> **AIM OF THE TASK**: Find the lines holding "this" and copy them.

> **DATA PROVIDED**:
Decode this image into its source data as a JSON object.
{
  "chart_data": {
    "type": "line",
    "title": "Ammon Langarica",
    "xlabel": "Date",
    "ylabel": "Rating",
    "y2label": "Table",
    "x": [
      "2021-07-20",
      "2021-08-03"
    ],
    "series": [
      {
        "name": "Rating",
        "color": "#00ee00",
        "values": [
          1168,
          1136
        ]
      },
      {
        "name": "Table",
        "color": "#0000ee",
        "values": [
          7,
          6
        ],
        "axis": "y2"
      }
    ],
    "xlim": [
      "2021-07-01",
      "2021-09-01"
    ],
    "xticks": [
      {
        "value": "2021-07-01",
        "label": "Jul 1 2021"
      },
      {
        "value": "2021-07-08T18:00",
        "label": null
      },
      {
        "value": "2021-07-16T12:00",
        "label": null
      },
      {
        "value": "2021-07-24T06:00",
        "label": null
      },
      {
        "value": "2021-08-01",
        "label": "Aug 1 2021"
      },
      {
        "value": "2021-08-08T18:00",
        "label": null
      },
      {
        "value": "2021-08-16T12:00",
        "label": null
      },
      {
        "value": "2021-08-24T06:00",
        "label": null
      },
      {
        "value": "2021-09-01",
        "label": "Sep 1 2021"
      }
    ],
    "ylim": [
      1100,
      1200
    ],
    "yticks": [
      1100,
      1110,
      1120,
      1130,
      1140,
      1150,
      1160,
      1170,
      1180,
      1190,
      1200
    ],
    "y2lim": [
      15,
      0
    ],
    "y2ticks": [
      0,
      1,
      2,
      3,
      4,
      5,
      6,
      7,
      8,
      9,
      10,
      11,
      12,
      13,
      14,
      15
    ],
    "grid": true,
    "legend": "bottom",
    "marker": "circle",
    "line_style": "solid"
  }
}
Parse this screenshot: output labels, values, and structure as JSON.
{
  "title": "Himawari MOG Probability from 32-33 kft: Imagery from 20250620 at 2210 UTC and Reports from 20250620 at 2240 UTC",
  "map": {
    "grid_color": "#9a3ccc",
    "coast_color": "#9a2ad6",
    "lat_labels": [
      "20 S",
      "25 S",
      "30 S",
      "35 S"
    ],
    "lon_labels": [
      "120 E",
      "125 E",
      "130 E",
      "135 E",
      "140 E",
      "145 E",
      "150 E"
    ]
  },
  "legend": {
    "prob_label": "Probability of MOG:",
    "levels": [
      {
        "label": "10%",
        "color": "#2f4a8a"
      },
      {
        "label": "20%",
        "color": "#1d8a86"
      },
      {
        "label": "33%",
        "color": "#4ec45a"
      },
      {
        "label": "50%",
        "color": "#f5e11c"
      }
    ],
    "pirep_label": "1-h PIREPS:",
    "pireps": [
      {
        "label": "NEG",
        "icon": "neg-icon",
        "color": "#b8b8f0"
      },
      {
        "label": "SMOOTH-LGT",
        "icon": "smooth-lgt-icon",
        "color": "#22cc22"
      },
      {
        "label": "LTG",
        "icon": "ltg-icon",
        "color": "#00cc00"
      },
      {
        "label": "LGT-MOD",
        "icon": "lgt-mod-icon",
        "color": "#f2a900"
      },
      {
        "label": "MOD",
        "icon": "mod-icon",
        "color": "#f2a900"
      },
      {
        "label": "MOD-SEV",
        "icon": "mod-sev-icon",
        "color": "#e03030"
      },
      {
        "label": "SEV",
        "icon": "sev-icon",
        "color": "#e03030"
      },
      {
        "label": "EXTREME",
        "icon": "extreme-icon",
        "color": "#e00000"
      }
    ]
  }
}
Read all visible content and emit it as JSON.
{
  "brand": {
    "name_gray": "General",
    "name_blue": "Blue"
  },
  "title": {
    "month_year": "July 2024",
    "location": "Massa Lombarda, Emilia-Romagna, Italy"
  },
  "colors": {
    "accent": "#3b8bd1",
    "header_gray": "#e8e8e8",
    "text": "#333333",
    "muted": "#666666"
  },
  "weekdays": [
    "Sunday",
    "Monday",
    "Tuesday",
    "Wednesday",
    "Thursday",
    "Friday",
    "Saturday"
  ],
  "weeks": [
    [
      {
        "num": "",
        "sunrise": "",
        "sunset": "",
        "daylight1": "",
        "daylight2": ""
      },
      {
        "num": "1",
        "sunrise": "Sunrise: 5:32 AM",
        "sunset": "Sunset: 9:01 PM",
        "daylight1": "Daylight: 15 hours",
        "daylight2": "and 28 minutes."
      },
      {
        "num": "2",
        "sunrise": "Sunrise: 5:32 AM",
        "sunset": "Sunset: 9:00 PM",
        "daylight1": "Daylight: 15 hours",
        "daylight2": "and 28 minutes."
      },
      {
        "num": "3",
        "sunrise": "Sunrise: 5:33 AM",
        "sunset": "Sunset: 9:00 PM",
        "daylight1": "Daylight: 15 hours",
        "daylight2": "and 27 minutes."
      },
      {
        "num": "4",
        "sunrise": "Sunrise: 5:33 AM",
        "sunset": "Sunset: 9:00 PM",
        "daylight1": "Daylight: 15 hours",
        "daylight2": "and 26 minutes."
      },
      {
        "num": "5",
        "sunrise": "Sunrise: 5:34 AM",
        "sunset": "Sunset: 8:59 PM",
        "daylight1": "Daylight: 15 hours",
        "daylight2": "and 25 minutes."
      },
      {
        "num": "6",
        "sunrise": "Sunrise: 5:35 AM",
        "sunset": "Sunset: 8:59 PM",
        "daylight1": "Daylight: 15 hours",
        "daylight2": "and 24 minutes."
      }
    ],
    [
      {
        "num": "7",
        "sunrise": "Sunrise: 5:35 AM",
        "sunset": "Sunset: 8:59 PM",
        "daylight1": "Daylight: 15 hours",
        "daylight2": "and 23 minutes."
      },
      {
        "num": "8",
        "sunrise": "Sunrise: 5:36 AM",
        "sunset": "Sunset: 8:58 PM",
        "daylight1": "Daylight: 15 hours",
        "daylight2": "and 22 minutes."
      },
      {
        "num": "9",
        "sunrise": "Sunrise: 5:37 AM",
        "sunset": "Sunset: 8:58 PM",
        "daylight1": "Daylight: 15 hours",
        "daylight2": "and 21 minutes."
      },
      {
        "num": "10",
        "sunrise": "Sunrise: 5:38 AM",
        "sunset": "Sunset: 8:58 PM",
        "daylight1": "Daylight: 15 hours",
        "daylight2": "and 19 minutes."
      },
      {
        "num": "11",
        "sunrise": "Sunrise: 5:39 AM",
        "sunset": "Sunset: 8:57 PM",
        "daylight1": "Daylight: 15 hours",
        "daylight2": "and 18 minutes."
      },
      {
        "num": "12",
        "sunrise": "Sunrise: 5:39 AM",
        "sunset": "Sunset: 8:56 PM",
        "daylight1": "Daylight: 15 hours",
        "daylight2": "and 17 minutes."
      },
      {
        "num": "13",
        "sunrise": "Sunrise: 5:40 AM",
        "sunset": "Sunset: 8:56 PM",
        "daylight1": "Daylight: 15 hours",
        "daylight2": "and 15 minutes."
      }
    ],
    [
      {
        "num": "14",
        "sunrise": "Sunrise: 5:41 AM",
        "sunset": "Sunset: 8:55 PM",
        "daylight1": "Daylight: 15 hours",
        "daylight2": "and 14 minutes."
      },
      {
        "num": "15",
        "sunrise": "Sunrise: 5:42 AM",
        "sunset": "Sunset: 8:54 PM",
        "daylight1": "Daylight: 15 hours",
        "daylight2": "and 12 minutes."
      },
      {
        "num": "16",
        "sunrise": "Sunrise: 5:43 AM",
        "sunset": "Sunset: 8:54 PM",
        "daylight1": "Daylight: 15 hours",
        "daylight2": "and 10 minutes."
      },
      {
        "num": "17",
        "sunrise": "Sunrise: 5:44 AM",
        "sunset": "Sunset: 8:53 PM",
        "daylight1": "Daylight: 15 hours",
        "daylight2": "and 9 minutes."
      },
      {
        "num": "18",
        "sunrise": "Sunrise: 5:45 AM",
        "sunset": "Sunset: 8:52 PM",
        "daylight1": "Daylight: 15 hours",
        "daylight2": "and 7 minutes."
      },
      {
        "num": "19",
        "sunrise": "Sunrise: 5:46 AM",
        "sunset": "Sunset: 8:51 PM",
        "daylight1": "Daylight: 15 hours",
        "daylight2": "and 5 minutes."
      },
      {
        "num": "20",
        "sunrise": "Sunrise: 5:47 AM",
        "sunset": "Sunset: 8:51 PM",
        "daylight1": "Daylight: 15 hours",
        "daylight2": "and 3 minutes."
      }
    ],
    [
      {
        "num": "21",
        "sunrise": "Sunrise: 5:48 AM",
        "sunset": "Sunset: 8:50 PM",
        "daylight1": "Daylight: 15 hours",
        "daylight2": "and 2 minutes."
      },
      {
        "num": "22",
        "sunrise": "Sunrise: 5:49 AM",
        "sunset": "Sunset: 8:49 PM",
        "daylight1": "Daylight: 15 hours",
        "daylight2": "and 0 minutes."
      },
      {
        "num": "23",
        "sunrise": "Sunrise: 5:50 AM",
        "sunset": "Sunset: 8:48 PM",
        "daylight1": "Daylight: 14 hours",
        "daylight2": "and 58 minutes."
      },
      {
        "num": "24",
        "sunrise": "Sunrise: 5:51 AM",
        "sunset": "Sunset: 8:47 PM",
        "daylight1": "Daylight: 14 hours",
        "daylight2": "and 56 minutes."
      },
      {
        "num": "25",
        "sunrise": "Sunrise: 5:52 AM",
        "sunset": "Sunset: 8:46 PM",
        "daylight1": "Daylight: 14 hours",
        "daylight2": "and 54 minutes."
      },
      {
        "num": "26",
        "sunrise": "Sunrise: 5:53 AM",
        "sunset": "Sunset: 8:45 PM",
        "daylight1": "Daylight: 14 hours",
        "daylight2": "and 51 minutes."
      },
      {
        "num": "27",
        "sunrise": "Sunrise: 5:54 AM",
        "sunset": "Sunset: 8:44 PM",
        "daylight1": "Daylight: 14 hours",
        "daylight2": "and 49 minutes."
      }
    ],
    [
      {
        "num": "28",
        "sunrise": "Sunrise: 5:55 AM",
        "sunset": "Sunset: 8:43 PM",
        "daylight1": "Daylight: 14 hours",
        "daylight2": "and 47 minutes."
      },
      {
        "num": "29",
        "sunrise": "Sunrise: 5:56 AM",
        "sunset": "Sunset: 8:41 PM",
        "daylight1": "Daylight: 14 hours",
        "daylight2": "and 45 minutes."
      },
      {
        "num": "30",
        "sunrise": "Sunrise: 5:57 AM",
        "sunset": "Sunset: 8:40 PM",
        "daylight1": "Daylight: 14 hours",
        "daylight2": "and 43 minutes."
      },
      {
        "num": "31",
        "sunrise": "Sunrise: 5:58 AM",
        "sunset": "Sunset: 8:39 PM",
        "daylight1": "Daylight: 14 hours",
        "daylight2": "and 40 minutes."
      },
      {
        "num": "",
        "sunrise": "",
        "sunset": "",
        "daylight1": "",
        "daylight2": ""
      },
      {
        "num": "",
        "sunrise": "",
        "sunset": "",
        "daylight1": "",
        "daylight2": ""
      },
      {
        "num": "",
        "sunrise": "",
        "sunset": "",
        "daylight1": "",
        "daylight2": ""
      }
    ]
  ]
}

> **OUTPUT BELOW**:
Decode this image into its source data as a JSON object.
Parse this screenshot: output labels, values, and structure as JSON.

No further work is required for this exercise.